▶ **Using the information**:
[1] From the passage on the Mayo study participants, list every imaging modality that CN participants needed to have in order to be included.
[2] Write a continuation of the passage on the Mayo study participants, beginning after its final sentence.

▶ **Page excerpt**:
◇ ◇ ◇

ADNI CN | ADNI AD | Mayo-matched CN | Mayo AD | Mayo Biomarker CN | Mayo Biomarker CI | |
---|---|---|---|---|---|---|
N | 43 | 28 | 42 | 21 | 177 | 41 |
Age (Q1, Q3) | 73 (69, 78) | 74 (72, 76.5) | 67 (58, 73) | 67 (59, 75) | 67 (58,73) | 68 (63,75) |
Female % | 25 (58) | 13 (46) | 24 (57) | 12 (57) | 75 (42) | 17 (41) |
Education (Q1, Q3) | 16 (16, 16) | 15.5 (14, 16) | 14 (12.5, 16) | 16 (16, 16) | 16 (14, 17) | 16 (13, 18) |
MMSE (Q1, Q3) | 29 (28, 30) | 22 (21, 25) | 29 (29, 29) | 17 (10, 22) | 29 (28, 29) | 22 (17, 26) |
Abbreviations: AD, Alzheimer's disease; ADNI, Alzheimer's Disease Neuroimaging Initiative; CI, clinically impaired; CN, clinically normal; MMSE, Mini-Mental State Examination.
2.2. Mayo participants
All participants in the validation cohort were enrolled in either the Mayo Clinic Study of Aging (MCSA) or the Mayo Clinic Rochester Alzheimer's Disease Research Center. The Alzheimer's Disease Research Center is a longitudinal cohort study that enrolls referral participants at the Mayo Clinic in Rochester, MN. The MCSA is a population-based study of cognitive aging among Olmsted County, MN residents [8]. Enrolled participants are adjudicated to be CN or have MCI by a consensus panel consisting of study coordinators, neuropsychologists, and behavioral neurologists. All participants are followed longitudinally including individuals who progresses to dementia. Methods for defining CN, MCI, and dementia in both these studies conform to standards in the field [9], [10], [11]. All CN participants who had good quality structural MRI, TF-fMRI, tau-PET (AV-1451), and amyloid-PET (PiB) were included in this study. Participants who were clinically impaired (either MCI or dementia) were also included if they had these modalities available at the time of this study and their amyloid-PET standardized uptake value ratio exceeded 1.5 to increase the probability that AD pathophysiology was contributing to their clinical impairment [12]. For investigating the effect size of NFQ in the validation cohort, a subset of participants was used. There were 21 participants with AD dementia, and a subset of CN participants were matched 2:1 on age, gender, and education to the AD dementia participants. See Table 1 for details regarding the cohort and the matched CN and AD subsets.

◇ ◇ ◇

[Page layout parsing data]
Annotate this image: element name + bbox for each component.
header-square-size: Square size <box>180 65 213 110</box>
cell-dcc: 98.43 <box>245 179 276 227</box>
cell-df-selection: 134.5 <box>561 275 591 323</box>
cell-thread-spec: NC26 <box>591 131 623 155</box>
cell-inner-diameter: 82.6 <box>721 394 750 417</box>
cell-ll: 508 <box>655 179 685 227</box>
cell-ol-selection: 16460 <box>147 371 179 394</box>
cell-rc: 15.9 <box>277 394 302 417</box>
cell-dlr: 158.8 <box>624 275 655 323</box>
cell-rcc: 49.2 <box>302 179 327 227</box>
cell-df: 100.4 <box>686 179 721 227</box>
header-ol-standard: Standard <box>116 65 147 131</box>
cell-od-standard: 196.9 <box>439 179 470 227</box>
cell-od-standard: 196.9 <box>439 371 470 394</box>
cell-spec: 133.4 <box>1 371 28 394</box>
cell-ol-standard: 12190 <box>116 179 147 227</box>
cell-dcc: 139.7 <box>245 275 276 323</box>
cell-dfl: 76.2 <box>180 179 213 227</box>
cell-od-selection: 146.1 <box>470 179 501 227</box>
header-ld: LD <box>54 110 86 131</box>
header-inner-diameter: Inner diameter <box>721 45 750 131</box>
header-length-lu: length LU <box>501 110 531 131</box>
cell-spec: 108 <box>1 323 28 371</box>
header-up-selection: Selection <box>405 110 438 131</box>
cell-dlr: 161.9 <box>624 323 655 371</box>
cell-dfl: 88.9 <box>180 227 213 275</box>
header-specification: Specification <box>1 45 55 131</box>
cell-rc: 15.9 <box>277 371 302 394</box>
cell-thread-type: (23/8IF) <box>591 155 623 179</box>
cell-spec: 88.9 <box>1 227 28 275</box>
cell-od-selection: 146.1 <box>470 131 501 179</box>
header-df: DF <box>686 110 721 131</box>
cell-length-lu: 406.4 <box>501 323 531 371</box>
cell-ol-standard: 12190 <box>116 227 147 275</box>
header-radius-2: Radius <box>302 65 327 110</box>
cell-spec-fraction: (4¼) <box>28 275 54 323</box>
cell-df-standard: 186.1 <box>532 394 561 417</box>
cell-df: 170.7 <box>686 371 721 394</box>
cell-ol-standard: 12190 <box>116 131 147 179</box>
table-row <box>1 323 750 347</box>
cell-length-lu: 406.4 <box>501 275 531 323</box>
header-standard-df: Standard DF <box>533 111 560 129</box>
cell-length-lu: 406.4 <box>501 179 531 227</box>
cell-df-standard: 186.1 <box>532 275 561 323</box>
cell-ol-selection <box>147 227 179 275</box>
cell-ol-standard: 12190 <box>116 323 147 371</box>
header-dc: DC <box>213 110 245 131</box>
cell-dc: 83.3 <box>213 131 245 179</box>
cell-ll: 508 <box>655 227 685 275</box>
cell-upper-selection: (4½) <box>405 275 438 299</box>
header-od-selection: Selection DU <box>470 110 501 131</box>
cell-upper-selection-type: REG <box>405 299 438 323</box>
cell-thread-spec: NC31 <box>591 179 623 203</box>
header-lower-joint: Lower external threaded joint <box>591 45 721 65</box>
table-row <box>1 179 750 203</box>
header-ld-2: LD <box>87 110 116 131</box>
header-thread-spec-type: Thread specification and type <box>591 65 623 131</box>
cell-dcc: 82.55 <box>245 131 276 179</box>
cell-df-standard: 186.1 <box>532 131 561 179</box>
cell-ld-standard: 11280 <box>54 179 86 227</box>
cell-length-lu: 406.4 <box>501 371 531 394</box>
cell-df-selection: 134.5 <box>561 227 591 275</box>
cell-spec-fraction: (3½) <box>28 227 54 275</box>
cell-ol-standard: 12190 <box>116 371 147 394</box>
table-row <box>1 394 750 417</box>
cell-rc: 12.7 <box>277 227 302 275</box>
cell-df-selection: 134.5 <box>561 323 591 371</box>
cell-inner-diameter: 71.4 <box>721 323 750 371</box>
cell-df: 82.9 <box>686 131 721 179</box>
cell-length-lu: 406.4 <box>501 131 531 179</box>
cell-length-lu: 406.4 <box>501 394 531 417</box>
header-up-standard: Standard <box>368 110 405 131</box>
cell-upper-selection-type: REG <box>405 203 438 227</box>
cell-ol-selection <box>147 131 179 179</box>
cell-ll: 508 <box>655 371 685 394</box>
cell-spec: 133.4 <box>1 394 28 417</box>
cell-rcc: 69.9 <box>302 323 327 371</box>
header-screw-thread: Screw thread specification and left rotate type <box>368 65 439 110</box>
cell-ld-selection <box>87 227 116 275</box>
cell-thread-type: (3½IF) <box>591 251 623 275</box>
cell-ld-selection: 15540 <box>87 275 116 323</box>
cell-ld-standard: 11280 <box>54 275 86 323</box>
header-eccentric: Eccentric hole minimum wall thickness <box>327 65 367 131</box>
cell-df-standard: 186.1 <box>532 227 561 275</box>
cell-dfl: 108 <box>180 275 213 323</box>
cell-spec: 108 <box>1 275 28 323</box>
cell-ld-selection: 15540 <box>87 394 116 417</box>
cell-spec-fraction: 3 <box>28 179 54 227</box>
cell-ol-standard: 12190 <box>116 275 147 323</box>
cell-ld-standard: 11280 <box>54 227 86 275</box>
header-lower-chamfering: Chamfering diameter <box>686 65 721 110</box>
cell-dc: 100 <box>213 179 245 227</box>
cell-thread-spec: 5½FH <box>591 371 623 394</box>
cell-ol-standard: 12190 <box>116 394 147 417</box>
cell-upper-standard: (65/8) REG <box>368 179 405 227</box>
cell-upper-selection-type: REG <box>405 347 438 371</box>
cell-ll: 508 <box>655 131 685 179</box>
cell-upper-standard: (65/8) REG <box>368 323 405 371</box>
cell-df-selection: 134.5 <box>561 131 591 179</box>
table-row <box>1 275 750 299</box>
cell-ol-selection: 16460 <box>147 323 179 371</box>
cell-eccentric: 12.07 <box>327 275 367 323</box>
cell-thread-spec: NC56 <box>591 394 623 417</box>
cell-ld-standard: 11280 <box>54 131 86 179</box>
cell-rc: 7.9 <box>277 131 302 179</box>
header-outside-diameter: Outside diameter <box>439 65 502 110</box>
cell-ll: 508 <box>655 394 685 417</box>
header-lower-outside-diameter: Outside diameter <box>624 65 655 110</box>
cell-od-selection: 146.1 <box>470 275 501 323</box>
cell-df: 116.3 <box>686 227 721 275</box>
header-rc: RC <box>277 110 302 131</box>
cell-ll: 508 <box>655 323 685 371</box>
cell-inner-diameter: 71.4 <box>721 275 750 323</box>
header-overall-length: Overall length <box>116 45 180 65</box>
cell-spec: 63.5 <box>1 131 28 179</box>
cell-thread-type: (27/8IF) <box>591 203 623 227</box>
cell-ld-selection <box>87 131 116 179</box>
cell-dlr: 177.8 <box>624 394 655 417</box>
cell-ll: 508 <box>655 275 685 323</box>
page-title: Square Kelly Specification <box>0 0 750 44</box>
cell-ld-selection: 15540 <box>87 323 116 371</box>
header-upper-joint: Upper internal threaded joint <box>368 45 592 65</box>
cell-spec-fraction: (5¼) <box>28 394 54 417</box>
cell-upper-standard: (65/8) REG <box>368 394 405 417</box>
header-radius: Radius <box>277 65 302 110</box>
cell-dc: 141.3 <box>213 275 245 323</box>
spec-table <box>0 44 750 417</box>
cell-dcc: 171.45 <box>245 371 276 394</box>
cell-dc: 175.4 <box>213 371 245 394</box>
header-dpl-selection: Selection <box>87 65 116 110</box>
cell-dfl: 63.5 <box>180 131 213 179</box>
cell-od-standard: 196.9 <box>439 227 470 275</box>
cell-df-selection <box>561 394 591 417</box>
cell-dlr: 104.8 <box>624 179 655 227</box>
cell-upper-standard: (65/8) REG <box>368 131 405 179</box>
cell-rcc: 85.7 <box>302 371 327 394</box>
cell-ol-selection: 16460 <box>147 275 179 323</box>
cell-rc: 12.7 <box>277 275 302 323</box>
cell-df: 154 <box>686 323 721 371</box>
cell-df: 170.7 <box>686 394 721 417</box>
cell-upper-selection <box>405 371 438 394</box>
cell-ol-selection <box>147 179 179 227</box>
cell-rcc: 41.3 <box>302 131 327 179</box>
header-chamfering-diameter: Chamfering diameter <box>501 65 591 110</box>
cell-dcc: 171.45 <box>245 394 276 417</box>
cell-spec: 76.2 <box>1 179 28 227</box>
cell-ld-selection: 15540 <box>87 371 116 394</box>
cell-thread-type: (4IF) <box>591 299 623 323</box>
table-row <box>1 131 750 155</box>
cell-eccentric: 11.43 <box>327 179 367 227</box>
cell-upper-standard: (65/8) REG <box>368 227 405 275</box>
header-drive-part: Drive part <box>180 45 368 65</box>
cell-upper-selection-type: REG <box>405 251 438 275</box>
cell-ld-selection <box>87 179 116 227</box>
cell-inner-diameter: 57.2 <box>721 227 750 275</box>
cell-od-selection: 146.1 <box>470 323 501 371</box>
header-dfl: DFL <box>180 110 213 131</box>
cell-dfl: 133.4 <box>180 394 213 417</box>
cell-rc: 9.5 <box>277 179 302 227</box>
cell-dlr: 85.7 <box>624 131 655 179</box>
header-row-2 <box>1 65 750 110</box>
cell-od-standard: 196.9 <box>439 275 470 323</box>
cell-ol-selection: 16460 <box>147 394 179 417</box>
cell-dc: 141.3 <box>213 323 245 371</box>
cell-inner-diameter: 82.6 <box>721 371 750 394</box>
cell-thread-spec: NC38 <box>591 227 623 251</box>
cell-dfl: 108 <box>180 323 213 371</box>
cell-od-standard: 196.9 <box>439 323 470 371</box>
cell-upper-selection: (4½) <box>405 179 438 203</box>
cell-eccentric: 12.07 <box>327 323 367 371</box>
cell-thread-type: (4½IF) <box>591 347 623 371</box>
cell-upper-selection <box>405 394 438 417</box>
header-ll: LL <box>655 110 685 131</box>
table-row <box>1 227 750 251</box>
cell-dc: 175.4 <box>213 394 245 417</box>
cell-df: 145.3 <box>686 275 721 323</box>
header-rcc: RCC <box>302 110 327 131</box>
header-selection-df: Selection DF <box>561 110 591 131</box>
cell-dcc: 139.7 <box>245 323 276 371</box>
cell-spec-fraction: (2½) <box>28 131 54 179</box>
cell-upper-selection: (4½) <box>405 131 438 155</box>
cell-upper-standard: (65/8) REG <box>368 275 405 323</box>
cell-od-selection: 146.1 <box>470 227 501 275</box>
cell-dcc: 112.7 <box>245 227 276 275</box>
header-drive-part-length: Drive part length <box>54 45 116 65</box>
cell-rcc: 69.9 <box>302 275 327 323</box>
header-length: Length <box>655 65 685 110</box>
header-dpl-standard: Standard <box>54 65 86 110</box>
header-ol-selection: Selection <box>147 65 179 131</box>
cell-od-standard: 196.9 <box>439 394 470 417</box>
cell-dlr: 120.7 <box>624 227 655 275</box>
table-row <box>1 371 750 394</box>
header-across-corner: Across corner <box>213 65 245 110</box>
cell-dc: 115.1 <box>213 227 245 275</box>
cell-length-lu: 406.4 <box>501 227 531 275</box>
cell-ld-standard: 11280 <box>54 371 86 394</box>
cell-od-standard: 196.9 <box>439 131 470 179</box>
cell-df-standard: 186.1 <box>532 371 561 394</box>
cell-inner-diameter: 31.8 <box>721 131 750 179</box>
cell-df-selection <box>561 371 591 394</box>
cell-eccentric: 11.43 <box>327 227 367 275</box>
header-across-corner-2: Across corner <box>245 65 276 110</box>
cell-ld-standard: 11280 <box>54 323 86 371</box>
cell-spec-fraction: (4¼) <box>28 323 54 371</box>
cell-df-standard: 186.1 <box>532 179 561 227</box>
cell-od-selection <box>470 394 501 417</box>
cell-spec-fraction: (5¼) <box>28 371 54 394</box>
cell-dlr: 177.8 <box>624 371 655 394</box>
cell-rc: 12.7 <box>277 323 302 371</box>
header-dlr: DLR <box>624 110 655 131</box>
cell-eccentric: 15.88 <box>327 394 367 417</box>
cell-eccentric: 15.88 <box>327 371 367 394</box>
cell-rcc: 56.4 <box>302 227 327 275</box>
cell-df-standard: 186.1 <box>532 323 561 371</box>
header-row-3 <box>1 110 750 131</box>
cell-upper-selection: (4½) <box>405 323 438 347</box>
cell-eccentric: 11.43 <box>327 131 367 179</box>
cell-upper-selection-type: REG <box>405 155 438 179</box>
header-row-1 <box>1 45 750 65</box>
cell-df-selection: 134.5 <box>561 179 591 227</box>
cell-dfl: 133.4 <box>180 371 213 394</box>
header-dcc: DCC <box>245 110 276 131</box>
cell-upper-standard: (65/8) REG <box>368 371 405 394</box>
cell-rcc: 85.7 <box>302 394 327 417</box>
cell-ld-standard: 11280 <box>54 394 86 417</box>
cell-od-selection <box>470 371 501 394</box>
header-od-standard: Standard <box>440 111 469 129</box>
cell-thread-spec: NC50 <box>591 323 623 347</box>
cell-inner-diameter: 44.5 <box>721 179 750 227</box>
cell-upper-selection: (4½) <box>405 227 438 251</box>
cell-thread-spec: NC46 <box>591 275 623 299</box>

◇ ◇ ◇

▶ **Responses to the tasks**:
[1]
- Structural MRI
- TF-fMRI
- Tau-PET (AV-1451)
- Amyloid-PET (PiB)

[2]
2.3. Mayo standard protocol approvals, registrations, and patient consents
These studies were approved by the Mayo Clinic and Olmsted Medical Center Institutional Review Boards, and written informed consent was obtained from all participants.
2.4. PET imaging methods
Amyloid-PET imaging was performed with Pittsburgh Compound B [13] and tau-PET with AV-1451 [14], [15]. Computed tomography scan was obtained for attenuation correction. Late uptake amyloid-PET images were acquired from 40 to 60 minutes, fluorodeoxyglucose (FDG) PET from 30 to 40 minutes, and tau-PET from 80 to 100 minutes after injection. PET images were analyzed with our in-house fully automated image processing pipeline [16] where image voxel values are extracted from automatically labeled regions of interest (ROIs) propagated from an MRI template. An amyloid-PET standardized uptake value ratio was calculated as the median uptake in the prefrontal, orbitofrontal, parietal, temporal, anterior and posterior cingulate, and precuneus ROIs normalized to the cerebellar gray median. However, voxels whose probability of being cerebral spinal fluid (CSF) was greater than the probability of being gray matter and greater than the probability of being white matter, based on coregistered segmented MRI, were not included in the calculation. An AD-characteristic FDG-PET meta-ROI was calculated as the average of the median uptake in the angular gyrus, posterior cingulate, and inferior temporal cortical ROIs and normalized to pons and vermis median [17]. FDG-PET data were not partial volume corrected. The average tau-PET signal in an entorhinal cortex (EC) ROI normalized to the cerebellar gray matter was used to compare with connectivity measures. Similar results were obtained when using other ROIs (e.g., inferior temporal ROI).
2.5. Structural MRI
MRI was performed on one of three 3 T systems from the same vendor. The MRI measure was a FreeSurfer (v5.3)-derived AD signature composed of the average of the mean cortical thickness in the following individual ROIs: entorhinal, inferior temporal, middle temporal, and fusiform.
2.6. TF-fMRI preprocessing and network measures
TF-fMRI data were acquired using an eight-channel head coil, gradient echo planar image (EPI), TR = 3000 milliseconds, TE = 30 milliseconds, 90° flip angle, 21 cm field of view, 64 × 64 in-plane matrix, slice thickness 3.3 mm without gap, and 103 volumes were obtained. Participants were instructed to keep their eyes open during scanning. All TF-fMRI data sets with greater than 3 mm of translational movement, 3° of rotational movement, or that failed visual inspection for obvious artifacts were excluded from analysis.
The methods recently developed for analyzing TF-fMRI data in the ADNI were adapted for the TF-fMRI portion of this study [1]. The first three volumes were removed and the time series within each voxel were despiked using AFNI's 3dDespike program (http://afni.nimh.nih.gov). This process was done before realignment, given that realignment and motion correction may be improved by this despiking procedure [18]. Next, we performed slice-timing correction followed by two pass realignment to the mean EPI. The structural images were then coregistered to the mean EPI image.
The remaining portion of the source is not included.